-- WHAT YOU HAVE TO DO --
Which lines in the records below contain the word "tarif"? Copy each one out.

-- RECORDS FOR THIS EXERCISE --
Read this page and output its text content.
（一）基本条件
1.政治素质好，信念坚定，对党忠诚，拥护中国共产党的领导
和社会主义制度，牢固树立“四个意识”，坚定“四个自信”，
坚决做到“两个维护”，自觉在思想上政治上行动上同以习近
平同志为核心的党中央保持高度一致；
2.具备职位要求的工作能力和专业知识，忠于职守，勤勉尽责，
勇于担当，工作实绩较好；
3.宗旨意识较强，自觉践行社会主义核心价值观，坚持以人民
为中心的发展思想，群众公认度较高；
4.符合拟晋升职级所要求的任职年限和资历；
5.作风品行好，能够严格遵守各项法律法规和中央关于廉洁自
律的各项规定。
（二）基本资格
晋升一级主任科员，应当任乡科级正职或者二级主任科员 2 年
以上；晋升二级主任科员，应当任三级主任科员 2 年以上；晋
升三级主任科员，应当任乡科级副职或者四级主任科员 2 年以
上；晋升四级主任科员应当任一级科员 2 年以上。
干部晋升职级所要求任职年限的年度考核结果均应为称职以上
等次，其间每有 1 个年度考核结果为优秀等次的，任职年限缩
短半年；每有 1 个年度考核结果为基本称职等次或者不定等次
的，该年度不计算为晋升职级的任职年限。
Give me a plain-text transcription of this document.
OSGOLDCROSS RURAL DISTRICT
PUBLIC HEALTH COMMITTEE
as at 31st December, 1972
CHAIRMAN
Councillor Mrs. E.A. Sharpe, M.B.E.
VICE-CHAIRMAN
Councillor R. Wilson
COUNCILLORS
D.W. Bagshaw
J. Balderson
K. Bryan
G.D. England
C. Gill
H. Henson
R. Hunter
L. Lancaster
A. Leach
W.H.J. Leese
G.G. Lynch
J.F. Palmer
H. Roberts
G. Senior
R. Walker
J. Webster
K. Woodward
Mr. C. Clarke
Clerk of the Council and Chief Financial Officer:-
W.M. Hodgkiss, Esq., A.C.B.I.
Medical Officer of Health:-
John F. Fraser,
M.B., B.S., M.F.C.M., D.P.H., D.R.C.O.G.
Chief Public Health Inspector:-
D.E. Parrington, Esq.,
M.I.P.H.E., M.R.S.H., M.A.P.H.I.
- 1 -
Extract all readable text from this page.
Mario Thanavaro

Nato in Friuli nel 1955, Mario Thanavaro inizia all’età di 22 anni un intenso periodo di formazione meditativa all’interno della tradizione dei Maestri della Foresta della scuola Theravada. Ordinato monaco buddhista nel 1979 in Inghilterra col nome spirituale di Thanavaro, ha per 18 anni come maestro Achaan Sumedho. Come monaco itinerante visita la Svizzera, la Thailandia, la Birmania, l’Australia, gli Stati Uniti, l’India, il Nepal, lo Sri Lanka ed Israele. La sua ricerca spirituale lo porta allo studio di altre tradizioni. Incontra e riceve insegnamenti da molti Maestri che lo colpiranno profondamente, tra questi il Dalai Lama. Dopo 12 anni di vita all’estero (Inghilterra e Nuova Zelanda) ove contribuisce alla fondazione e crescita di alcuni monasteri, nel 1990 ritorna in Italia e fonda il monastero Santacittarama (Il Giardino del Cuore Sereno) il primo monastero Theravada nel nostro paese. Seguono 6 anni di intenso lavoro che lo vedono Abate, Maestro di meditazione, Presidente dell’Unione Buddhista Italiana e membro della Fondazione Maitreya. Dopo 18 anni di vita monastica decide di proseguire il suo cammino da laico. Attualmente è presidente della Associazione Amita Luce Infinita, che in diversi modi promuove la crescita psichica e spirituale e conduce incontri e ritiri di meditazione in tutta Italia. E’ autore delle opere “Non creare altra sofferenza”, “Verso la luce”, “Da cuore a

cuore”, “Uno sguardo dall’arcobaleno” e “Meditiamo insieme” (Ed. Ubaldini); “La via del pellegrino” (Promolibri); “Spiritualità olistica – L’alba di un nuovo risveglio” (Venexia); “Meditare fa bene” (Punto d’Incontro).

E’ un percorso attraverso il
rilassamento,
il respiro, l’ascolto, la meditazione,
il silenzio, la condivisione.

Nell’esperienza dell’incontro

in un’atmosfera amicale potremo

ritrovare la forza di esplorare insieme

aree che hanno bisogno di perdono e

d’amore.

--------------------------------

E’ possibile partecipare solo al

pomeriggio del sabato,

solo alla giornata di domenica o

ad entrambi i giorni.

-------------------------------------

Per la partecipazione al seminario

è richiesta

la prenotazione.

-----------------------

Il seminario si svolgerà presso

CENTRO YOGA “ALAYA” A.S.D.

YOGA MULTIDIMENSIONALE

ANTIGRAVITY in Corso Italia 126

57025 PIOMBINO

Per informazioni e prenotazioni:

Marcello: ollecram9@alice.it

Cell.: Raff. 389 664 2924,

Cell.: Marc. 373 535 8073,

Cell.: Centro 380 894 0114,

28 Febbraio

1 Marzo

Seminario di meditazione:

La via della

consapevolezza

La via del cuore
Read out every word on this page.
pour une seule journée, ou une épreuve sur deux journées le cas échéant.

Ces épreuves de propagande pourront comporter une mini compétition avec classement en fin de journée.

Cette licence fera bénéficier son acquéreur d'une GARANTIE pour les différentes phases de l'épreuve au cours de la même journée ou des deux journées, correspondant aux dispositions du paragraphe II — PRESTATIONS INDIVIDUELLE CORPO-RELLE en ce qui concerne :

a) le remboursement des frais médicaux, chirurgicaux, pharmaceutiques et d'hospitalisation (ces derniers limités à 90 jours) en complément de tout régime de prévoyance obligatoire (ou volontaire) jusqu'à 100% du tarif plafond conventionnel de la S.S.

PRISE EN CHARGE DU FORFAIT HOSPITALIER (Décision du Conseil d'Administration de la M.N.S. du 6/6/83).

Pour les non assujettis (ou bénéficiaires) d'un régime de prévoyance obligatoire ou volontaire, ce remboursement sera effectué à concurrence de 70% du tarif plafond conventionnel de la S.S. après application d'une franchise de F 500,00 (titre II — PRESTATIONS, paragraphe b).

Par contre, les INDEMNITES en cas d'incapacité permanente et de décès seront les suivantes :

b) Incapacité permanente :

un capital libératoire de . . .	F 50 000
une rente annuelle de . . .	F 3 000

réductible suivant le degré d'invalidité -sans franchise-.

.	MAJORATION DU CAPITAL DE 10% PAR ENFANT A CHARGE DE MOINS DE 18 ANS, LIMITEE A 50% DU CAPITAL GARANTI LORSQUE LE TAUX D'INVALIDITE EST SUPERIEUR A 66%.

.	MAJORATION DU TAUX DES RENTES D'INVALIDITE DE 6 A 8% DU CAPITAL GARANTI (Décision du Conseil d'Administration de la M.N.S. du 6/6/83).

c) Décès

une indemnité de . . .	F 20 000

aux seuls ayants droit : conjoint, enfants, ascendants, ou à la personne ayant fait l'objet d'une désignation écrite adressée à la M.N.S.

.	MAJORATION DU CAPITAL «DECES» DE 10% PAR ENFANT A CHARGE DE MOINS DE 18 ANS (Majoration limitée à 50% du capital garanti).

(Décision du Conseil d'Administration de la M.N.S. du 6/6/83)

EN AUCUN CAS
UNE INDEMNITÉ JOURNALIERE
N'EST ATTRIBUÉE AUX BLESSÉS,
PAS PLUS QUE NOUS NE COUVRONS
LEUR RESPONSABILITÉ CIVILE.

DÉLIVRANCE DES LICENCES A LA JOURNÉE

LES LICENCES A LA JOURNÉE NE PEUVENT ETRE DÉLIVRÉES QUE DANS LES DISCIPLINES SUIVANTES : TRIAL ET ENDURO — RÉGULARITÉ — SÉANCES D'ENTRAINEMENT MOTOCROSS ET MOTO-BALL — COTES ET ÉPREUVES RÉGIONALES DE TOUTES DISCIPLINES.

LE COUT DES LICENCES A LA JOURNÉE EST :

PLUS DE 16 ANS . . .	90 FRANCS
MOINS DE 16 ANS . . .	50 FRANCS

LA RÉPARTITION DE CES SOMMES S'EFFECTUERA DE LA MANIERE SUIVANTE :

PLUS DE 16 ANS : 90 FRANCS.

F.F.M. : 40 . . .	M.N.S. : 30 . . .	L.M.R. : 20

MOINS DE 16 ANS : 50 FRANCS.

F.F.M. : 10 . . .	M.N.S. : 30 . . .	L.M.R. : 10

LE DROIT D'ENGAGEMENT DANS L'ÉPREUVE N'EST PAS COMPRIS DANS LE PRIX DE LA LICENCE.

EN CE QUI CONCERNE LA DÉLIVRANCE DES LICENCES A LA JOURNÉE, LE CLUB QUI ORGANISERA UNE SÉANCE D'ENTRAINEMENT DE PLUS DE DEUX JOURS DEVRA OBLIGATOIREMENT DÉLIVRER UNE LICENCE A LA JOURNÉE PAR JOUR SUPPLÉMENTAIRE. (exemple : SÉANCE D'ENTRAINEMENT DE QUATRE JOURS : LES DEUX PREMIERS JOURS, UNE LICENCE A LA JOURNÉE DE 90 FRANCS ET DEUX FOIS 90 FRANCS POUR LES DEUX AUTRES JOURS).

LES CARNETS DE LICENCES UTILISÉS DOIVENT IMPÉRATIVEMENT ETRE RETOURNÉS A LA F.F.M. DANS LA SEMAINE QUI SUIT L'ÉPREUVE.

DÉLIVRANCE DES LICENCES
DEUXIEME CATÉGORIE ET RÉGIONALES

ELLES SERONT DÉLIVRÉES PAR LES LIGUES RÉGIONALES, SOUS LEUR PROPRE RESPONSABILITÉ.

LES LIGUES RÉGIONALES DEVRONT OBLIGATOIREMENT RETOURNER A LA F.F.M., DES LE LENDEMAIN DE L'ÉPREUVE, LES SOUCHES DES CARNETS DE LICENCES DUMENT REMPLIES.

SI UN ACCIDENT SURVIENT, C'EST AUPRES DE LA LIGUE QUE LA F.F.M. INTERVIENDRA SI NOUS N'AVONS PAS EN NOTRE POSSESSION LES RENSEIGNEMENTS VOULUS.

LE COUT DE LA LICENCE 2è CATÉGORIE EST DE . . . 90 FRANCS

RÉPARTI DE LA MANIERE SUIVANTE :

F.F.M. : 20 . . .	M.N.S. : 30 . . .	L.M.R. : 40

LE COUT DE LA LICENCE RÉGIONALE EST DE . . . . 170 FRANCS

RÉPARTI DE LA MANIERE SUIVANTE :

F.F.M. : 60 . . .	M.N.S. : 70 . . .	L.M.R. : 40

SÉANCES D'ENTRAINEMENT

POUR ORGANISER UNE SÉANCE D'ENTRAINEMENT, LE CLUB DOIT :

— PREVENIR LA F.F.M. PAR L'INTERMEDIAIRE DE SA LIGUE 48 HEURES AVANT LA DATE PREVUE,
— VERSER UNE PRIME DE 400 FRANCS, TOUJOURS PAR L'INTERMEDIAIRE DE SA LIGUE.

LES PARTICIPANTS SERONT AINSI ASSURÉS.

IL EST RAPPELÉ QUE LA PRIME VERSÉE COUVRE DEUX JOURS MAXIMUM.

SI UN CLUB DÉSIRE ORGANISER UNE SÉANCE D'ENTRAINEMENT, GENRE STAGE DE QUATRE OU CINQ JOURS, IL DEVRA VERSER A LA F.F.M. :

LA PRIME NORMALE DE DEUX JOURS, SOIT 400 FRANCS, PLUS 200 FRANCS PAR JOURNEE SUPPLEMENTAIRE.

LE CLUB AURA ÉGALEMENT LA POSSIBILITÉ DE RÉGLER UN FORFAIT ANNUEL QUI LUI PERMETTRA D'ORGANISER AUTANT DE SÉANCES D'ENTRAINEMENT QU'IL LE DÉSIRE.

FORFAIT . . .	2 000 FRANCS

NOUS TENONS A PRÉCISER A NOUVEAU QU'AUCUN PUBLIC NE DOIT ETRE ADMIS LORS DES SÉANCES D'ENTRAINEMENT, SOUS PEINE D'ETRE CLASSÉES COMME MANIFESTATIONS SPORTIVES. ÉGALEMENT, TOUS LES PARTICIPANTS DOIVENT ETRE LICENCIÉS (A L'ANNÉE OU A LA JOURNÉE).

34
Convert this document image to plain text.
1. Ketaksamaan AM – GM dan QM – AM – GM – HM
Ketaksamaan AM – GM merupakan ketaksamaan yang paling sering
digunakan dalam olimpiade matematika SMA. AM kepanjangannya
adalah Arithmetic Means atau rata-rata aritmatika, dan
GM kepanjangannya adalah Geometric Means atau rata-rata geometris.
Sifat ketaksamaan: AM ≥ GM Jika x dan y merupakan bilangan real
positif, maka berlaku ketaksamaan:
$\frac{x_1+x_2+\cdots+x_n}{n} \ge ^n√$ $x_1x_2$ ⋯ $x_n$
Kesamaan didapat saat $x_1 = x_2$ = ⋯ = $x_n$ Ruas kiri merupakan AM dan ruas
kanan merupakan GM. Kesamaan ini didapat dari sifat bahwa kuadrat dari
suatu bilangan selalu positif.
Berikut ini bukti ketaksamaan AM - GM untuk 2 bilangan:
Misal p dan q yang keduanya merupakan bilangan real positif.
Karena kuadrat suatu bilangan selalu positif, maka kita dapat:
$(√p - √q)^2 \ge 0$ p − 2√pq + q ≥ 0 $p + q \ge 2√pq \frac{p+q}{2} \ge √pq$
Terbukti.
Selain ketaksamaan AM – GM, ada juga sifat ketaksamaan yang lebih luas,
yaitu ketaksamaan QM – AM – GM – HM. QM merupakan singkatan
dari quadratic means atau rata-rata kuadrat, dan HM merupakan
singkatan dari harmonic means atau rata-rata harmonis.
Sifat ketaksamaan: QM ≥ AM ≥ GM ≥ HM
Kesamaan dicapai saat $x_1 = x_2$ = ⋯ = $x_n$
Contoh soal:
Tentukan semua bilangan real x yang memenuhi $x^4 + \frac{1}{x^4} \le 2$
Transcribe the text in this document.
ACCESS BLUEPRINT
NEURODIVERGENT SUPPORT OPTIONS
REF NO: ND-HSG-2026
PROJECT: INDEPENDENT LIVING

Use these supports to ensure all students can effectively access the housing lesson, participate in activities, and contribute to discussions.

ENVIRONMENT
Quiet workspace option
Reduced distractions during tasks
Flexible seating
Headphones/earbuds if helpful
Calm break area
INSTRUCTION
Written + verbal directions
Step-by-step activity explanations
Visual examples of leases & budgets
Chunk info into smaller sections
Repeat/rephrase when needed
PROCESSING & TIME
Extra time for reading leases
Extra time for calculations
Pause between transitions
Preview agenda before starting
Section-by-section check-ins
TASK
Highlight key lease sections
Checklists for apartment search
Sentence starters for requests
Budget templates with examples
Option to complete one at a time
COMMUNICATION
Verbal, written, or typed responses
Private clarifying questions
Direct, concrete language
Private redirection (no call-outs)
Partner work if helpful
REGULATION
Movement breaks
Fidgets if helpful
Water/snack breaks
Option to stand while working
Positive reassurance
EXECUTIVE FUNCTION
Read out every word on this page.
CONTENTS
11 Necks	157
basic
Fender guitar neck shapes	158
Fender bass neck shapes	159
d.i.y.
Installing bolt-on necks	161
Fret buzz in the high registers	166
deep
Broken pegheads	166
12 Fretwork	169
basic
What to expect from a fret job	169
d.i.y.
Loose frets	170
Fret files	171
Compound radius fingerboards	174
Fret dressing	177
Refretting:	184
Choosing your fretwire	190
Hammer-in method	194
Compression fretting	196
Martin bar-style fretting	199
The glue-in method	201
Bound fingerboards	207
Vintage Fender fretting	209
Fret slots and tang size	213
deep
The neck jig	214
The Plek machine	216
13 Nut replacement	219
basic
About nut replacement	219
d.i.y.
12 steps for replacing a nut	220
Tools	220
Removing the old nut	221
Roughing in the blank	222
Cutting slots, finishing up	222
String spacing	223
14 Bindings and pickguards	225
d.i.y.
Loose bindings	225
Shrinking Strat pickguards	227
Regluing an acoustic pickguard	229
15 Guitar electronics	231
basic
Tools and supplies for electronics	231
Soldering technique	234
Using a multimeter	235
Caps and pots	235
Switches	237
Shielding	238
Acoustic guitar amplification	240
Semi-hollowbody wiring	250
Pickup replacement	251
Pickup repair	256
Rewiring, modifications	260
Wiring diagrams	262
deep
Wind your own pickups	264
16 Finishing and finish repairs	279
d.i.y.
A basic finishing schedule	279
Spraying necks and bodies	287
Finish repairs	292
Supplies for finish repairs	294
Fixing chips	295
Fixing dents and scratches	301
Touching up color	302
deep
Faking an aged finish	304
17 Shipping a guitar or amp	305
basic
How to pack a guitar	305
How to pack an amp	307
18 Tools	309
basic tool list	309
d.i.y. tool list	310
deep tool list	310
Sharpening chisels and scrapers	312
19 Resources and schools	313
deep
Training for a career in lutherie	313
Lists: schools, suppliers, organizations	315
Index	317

-- IN RESPONSE --
a) le remboursement des frais médicaux, chirurgicaux, pharmaceutiques et d'hospitalisation (ces derniers limités à 90 jours) en complément de tout régime de prévoyance obligatoire (ou volontaire) jusqu'à 100% du tarif plafond conventionnel de la S.S.
Pour les non assujettis (ou bénéficiaires) d'un régime de prévoyance obligatoire ou volontaire, ce remboursement sera effectué à concurrence de 70% du tarif plafond conventionnel de la S.S. après application d'une franchise de F 500,00 (titre II — PRESTATIONS, paragraphe b).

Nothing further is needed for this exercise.